Stated problem - Work out how many lines hold "data". Give the number and nothing else.
#### Input for this task ####
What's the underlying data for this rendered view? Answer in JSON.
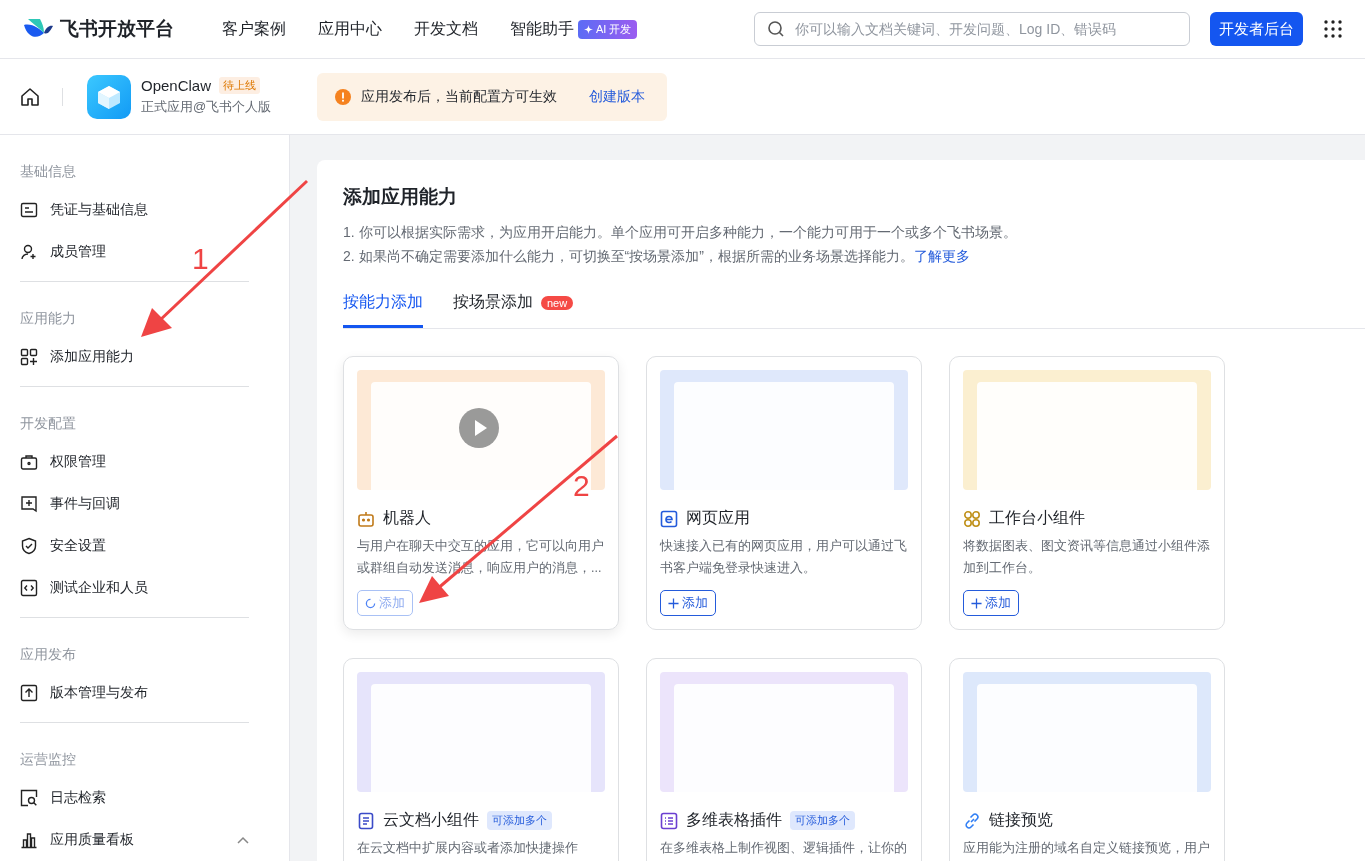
{
  "topbar": {
    "brand": "飞书开放平台",
    "nav": [
      {
        "label": "客户案例"
      },
      {
        "label": "应用中心"
      },
      {
        "label": "开发文档"
      },
      {
        "label": "智能助手",
        "badge": "AI 开发"
      }
    ],
    "search": {
      "placeholder": "你可以输入文档关键词、开发问题、Log ID、错误码"
    },
    "console_button": "开发者后台"
  },
  "app_bar": {
    "app_name": "OpenClaw",
    "status": "待上线",
    "subtitle": "正式应用@飞书个人版",
    "notice": "应用发布后，当前配置方可生效",
    "notice_link": "创建版本"
  },
  "sidebar": {
    "groups": [
      {
        "title": "基础信息",
        "items": [
          {
            "label": "凭证与基础信息"
          },
          {
            "label": "成员管理"
          }
        ]
      },
      {
        "title": "应用能力",
        "items": [
          {
            "label": "添加应用能力"
          }
        ]
      },
      {
        "title": "开发配置",
        "items": [
          {
            "label": "权限管理"
          },
          {
            "label": "事件与回调"
          },
          {
            "label": "安全设置"
          },
          {
            "label": "测试企业和人员"
          }
        ]
      },
      {
        "title": "应用发布",
        "items": [
          {
            "label": "版本管理与发布"
          }
        ]
      },
      {
        "title": "运营监控",
        "items": [
          {
            "label": "日志检索"
          },
          {
            "label": "应用质量看板",
            "expanded": true
          }
        ]
      }
    ]
  },
  "content": {
    "title": "添加应用能力",
    "notes": [
      "1. 你可以根据实际需求，为应用开启能力。单个应用可开启多种能力，一个能力可用于一个或多个飞书场景。",
      "2. 如果尚不确定需要添加什么能力，可切换至“按场景添加”，根据所需的业务场景选择能力。"
    ],
    "learn_more": "了解更多",
    "tabs": [
      {
        "label": "按能力添加",
        "selected": true
      },
      {
        "label": "按场景添加",
        "selected": false,
        "badge": "new"
      }
    ],
    "cards": [
      {
        "title": "机器人",
        "description": "与用户在聊天中交互的应用，它可以向用户或群组自动发送消息，响应用户的消息，...",
        "button": {
          "label": "添加",
          "loading": true
        }
      },
      {
        "title": "网页应用",
        "description": "快速接入已有的网页应用，用户可以通过飞书客户端免登录快速进入。",
        "button": {
          "label": "添加",
          "loading": false
        }
      },
      {
        "title": "工作台小组件",
        "description": "将数据图表、图文资讯等信息通过小组件添加到工作台。",
        "button": {
          "label": "添加",
          "loading": false
        }
      },
      {
        "title": "云文档小组件",
        "badge": "可添加多个",
        "description": "在云文档中扩展内容或者添加快捷操作"
      },
      {
        "title": "多维表格插件",
        "badge": "可添加多个",
        "description": "在多维表格上制作视图、逻辑插件，让你的"
      },
      {
        "title": "链接预览",
        "description": "应用能为注册的域名自定义链接预览，用户"
      }
    ]
  },
  "annotations": [
    {
      "label": "1"
    },
    {
      "label": "2"
    }
  ]
}
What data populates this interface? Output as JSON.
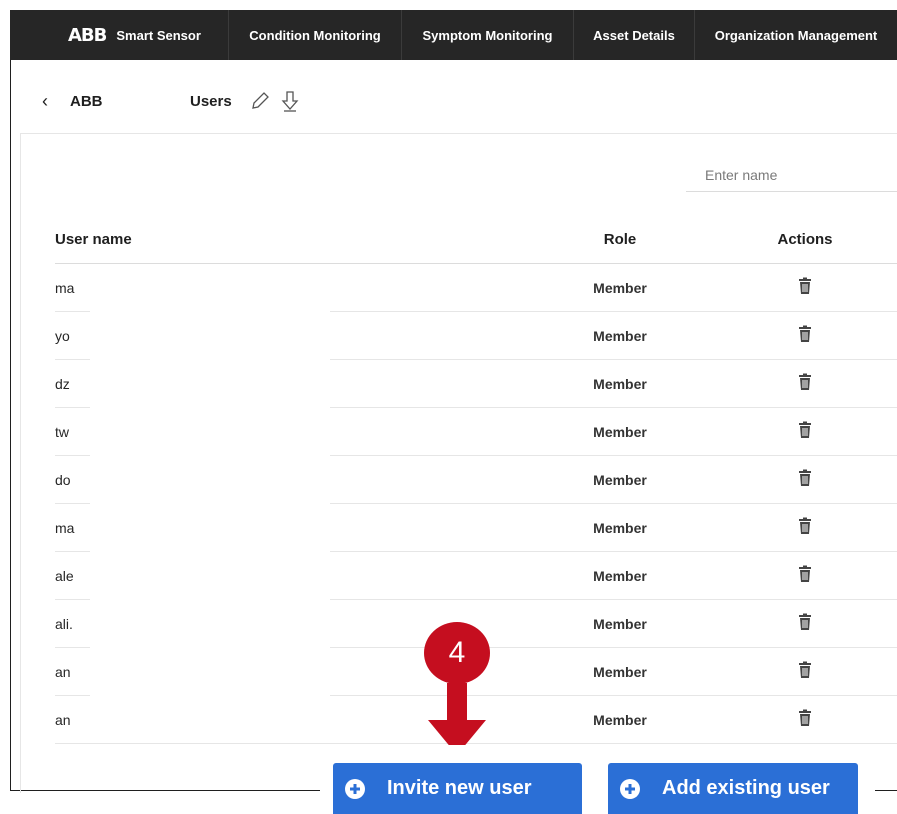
{
  "nav": {
    "brand_logo": "ABB",
    "app_name": "Smart Sensor",
    "tabs": [
      {
        "label": "Condition Monitoring"
      },
      {
        "label": "Symptom Monitoring"
      },
      {
        "label": "Asset Details"
      },
      {
        "label": "Organization Management"
      }
    ]
  },
  "breadcrumb": {
    "back_icon": "chevron-left-icon",
    "organization": "ABB",
    "section": "Users",
    "edit_icon": "pencil-icon",
    "download_icon": "download-arrow-icon"
  },
  "search": {
    "placeholder": "Enter name",
    "value": ""
  },
  "table": {
    "headers": {
      "name": "User name",
      "role": "Role",
      "actions": "Actions"
    },
    "rows": [
      {
        "name": "ma",
        "role": "Member"
      },
      {
        "name": "yo",
        "role": "Member"
      },
      {
        "name": "dz",
        "role": "Member"
      },
      {
        "name": "tw",
        "role": "Member"
      },
      {
        "name": "do",
        "role": "Member"
      },
      {
        "name": "ma",
        "role": "Member"
      },
      {
        "name": "ale",
        "role": "Member"
      },
      {
        "name": "ali.",
        "role": "Member"
      },
      {
        "name": "an",
        "role": "Member"
      },
      {
        "name": "an",
        "role": "Member"
      }
    ],
    "action_icon": "trash-icon"
  },
  "annotation": {
    "step": "4",
    "color": "#c50e1f"
  },
  "buttons": {
    "invite": "Invite new user",
    "add_existing": "Add existing user",
    "color": "#2b6fd6"
  }
}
####
Task result - 2